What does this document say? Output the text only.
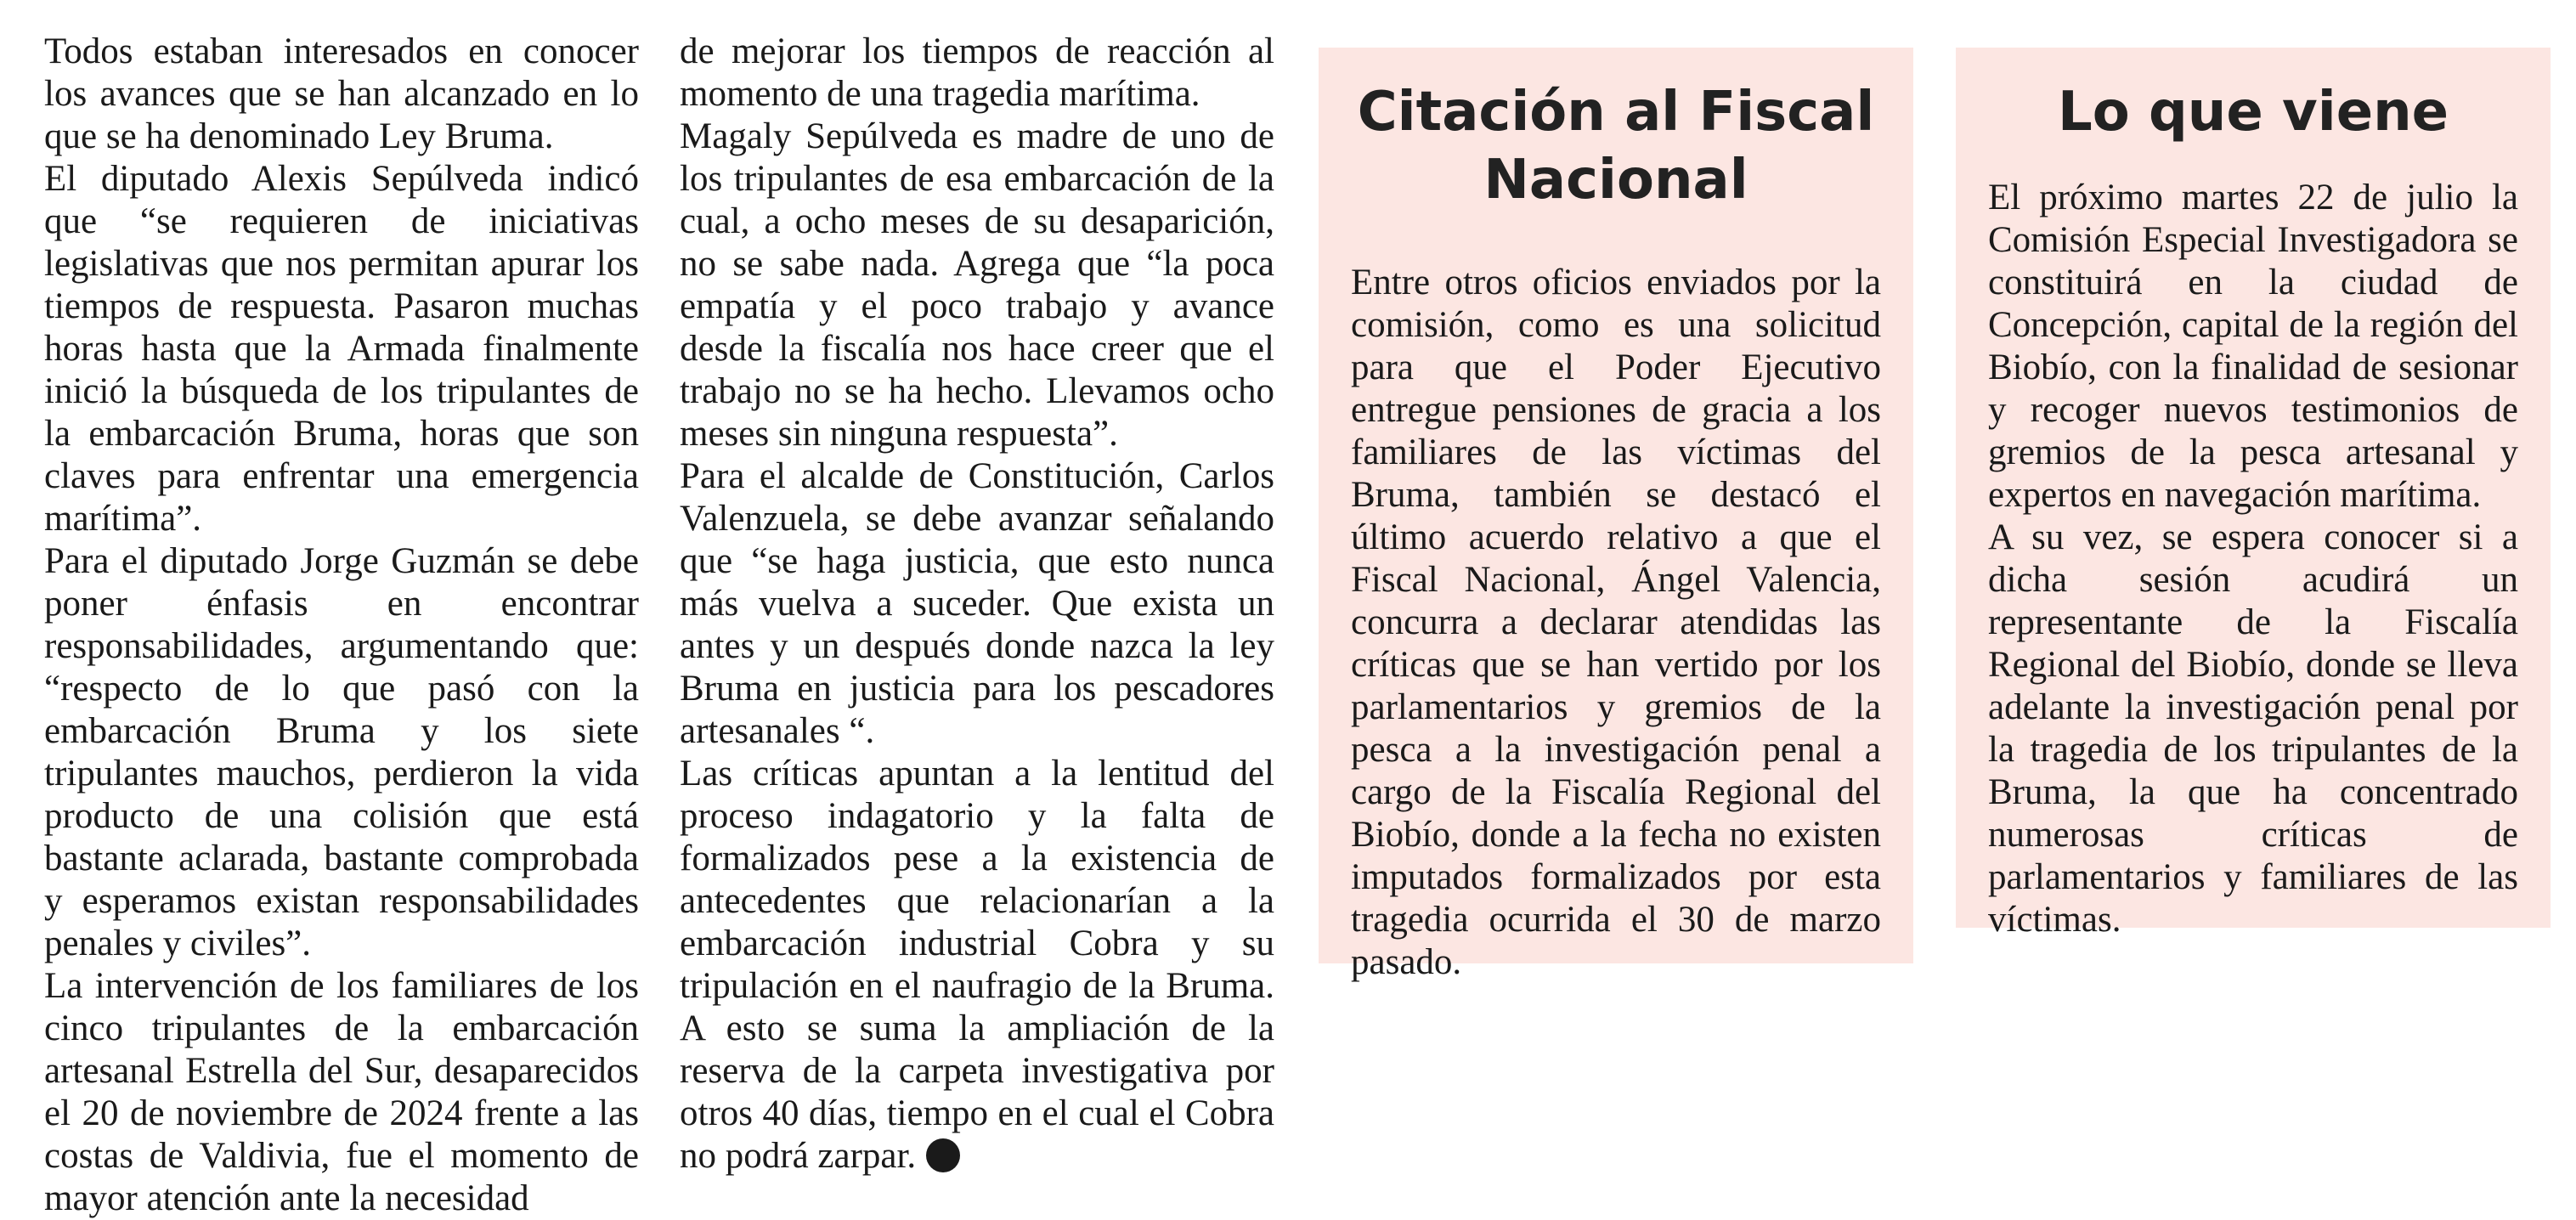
Todos estaban interesados en conocer los avances que se han alcanzado en lo que se ha denominado Ley Bruma.

El diputado Alexis Sepúlveda indicó que “se requieren de iniciativas legislativas que nos permitan apurar los tiempos de respuesta. Pasaron muchas horas hasta que la Armada finalmente inició la búsqueda de los tripulantes de la embarcación Bruma, horas que son claves para enfrentar una emergencia marítima”.

Para el diputado Jorge Guzmán se debe poner énfasis en encontrar responsabilidades, argumentando que: “respecto de lo que pasó con la embarcación Bruma y los siete tripulantes mauchos, perdieron la vida producto de una colisión que está bastante aclarada, bastante comprobada y esperamos existan responsabilidades penales y civiles”.

La intervención de los familiares de los cinco tripulantes de la embarcación artesanal Estrella del Sur, desaparecidos el 20 de noviembre de 2024 frente a las costas de Valdivia, fue el momento de mayor atención ante la necesidad

de mejorar los tiempos de reacción al momento de una tragedia marítima.

Magaly Sepúlveda es madre de uno de los tripulantes de esa embarcación de la cual, a ocho meses de su desaparición, no se sabe nada. Agrega que “la poca empatía y el poco trabajo y avance desde la fiscalía nos hace creer que el trabajo no se ha hecho. Llevamos ocho meses sin ninguna respuesta”.

Para el alcalde de Constitución, Carlos Valenzuela, se debe avanzar señalando que “se haga justicia, que esto nunca más vuelva a suceder. Que exista un antes y un después donde nazca la ley Bruma en justicia para los pescadores artesanales “.

Las críticas apuntan a la lentitud del proceso indagatorio y la falta de formalizados pese a la existencia de antecedentes que relacionarían a la embarcación industrial Cobra y su tripulación en el naufragio de la Bruma. A esto se suma la ampliación de la reserva de la carpeta investigativa por otros 40 días, tiempo en el cual el Cobra no podrá zarpar.

Citación al Fiscal Nacional
Entre otros oficios enviados por la comisión, como es una solicitud para que el Poder Ejecutivo entregue pensiones de gracia a los familiares de las víctimas del Bruma, también se destacó el último acuerdo relativo a que el Fiscal Nacional, Ángel Valencia, concurra a declarar atendidas las críticas que se han vertido por los parlamentarios y gremios de la pesca a la investigación penal a cargo de la Fiscalía Regional del Biobío, donde a la fecha no existen imputados formalizados por esta tragedia ocurrida el 30 de marzo pasado.
Lo que viene
El próximo martes 22 de julio la Comisión Especial Investigadora se constituirá en la ciudad de Concepción, capital de la región del Biobío, con la finalidad de sesionar y recoger nuevos testimonios de gremios de la pesca artesanal y expertos en navegación marítima.
A su vez, se espera conocer si a dicha sesión acudirá un representante de la Fiscalía Regional del Biobío, donde se lleva adelante la investigación penal por la tragedia de los tripulantes de la Bruma, la que ha concentrado numerosas críticas de parlamentarios y familiares de las víctimas.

_ _ _ _

--- Problem details ---
Do not include the images; transcribe the rest of the listing exactly.

--- Result of the exercise ---
What does this document say? Output the text only.
Todos estaban interesados en conocer los avances que se han alcanzado en lo que se ha denominado Ley Bruma.

El diputado Alexis Sepúlveda indicó que “se requieren de iniciativas legislativas que nos permitan apurar los tiempos de respuesta. Pasaron muchas horas hasta que la Armada finalmente inició la búsqueda de los tripulantes de la embarcación Bruma, horas que son claves para enfrentar una emergencia marítima”.

Para el diputado Jorge Guzmán se debe poner énfasis en encontrar responsabilidades, argumentando que: “respecto de lo que pasó con la embarcación Bruma y los siete tripulantes mauchos, perdieron la vida producto de una colisión que está bastante aclarada, bastante comprobada y esperamos existan responsabilidades penales y civiles”.

La intervención de los familiares de los cinco tripulantes de la embarcación artesanal Estrella del Sur, desaparecidos el 20 de noviembre de 2024 frente a las costas de Valdivia, fue el momento de mayor atención ante la necesidad

de mejorar los tiempos de reacción al momento de una tragedia marítima.

Magaly Sepúlveda es madre de uno de los tripulantes de esa embarcación de la cual, a ocho meses de su desaparición, no se sabe nada. Agrega que “la poca empatía y el poco trabajo y avance desde la fiscalía nos hace creer que el trabajo no se ha hecho. Llevamos ocho meses sin ninguna respuesta”.

Para el alcalde de Constitución, Carlos Valenzuela, se debe avanzar señalando que “se haga justicia, que esto nunca más vuelva a suceder. Que exista un antes y un después donde nazca la ley Bruma en justicia para los pescadores artesanales “.

Las críticas apuntan a la lentitud del proceso indagatorio y la falta de formalizados pese a la existencia de antecedentes que relacionarían a la embarcación industrial Cobra y su tripulación en el naufragio de la Bruma. A esto se suma la ampliación de la reserva de la carpeta investigativa por otros 40 días, tiempo en el cual el Cobra no podrá zarpar.

Citación al Fiscal Nacional
Entre otros oficios enviados por la comisión, como es una solicitud para que el Poder Ejecutivo entregue pensiones de gracia a los familiares de las víctimas del Bruma, también se destacó el último acuerdo relativo a que el Fiscal Nacional, Ángel Valencia, concurra a declarar atendidas las críticas que se han vertido por los parlamentarios y gremios de la pesca a la investigación penal a cargo de la Fiscalía Regional del Biobío, donde a la fecha no existen imputados formalizados por esta tragedia ocurrida el 30 de marzo pasado.
Lo que viene
El próximo martes 22 de julio la Comisión Especial Investigadora se constituirá en la ciudad de Concepción, capital de la región del Biobío, con la finalidad de sesionar y recoger nuevos testimonios de gremios de la pesca artesanal y expertos en navegación marítima.
A su vez, se espera conocer si a dicha sesión acudirá un representante de la Fiscalía Regional del Biobío, donde se lleva adelante la investigación penal por la tragedia de los tripulantes de la Bruma, la que ha concentrado numerosas críticas de parlamentarios y familiares de las víctimas.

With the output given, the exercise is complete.